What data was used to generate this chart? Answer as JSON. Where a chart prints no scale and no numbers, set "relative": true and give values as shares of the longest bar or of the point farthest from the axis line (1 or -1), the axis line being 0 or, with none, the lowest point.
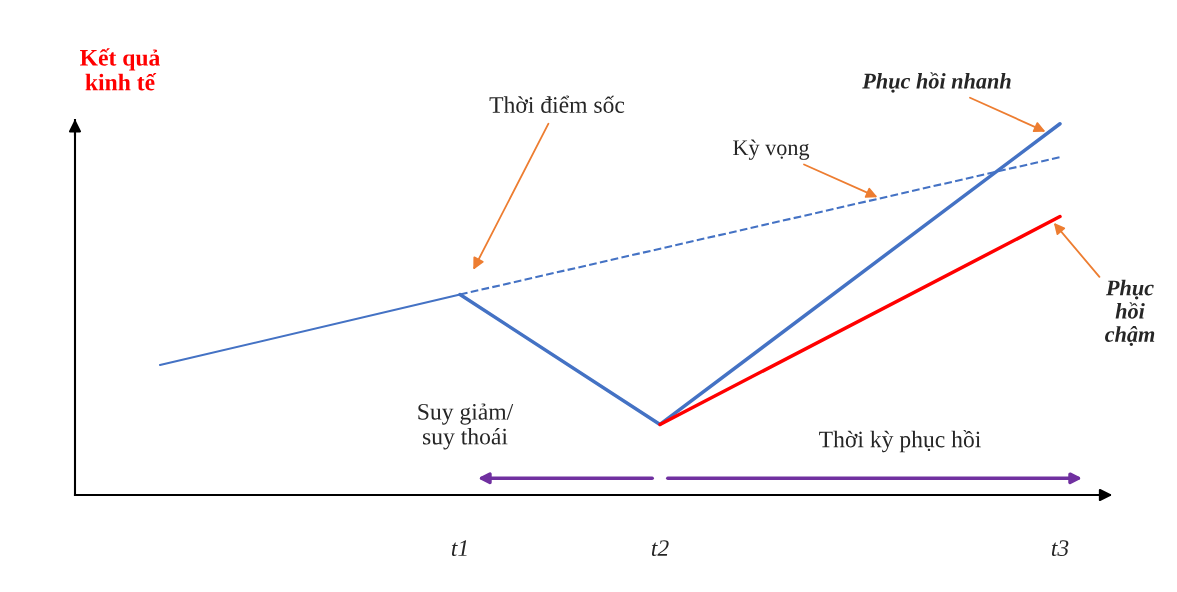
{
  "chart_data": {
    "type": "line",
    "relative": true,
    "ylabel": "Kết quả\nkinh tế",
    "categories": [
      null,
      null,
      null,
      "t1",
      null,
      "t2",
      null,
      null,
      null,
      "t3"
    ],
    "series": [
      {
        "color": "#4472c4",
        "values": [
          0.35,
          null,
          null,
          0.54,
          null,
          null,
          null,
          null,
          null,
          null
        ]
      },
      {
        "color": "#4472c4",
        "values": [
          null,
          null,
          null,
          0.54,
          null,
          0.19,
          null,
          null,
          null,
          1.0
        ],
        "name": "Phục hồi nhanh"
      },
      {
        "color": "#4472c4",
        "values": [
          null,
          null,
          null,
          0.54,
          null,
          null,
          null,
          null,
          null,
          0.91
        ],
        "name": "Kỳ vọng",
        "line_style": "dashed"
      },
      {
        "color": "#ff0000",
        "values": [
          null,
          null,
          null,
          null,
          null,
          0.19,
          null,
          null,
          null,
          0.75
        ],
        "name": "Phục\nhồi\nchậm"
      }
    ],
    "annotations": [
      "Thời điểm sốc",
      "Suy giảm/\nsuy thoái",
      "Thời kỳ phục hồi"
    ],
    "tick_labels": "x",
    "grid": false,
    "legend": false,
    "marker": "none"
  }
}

## Required work
Pictures in the data above should not be copied; transcribe everything else exactly.

## Completed exercise
What data was used to generate this chart? Answer as JSON. Where a chart prints no scale and no numbers, set "relative": true and give values as shares of the longest bar or of the point farthest from the axis line (1 or -1), the axis line being 0 or, with none, the lowest point.
{
  "chart_data": {
    "type": "line",
    "relative": true,
    "ylabel": "Kết quả\nkinh tế",
    "categories": [
      null,
      null,
      null,
      "t1",
      null,
      "t2",
      null,
      null,
      null,
      "t3"
    ],
    "series": [
      {
        "color": "#4472c4",
        "values": [
          0.35,
          null,
          null,
          0.54,
          null,
          null,
          null,
          null,
          null,
          null
        ]
      },
      {
        "color": "#4472c4",
        "values": [
          null,
          null,
          null,
          0.54,
          null,
          0.19,
          null,
          null,
          null,
          1.0
        ],
        "name": "Phục hồi nhanh"
      },
      {
        "color": "#4472c4",
        "values": [
          null,
          null,
          null,
          0.54,
          null,
          null,
          null,
          null,
          null,
          0.91
        ],
        "name": "Kỳ vọng",
        "line_style": "dashed"
      },
      {
        "color": "#ff0000",
        "values": [
          null,
          null,
          null,
          null,
          null,
          0.19,
          null,
          null,
          null,
          0.75
        ],
        "name": "Phục\nhồi\nchậm"
      }
    ],
    "annotations": [
      "Thời điểm sốc",
      "Suy giảm/\nsuy thoái",
      "Thời kỳ phục hồi"
    ],
    "tick_labels": "x",
    "grid": false,
    "legend": false,
    "marker": "none"
  }
}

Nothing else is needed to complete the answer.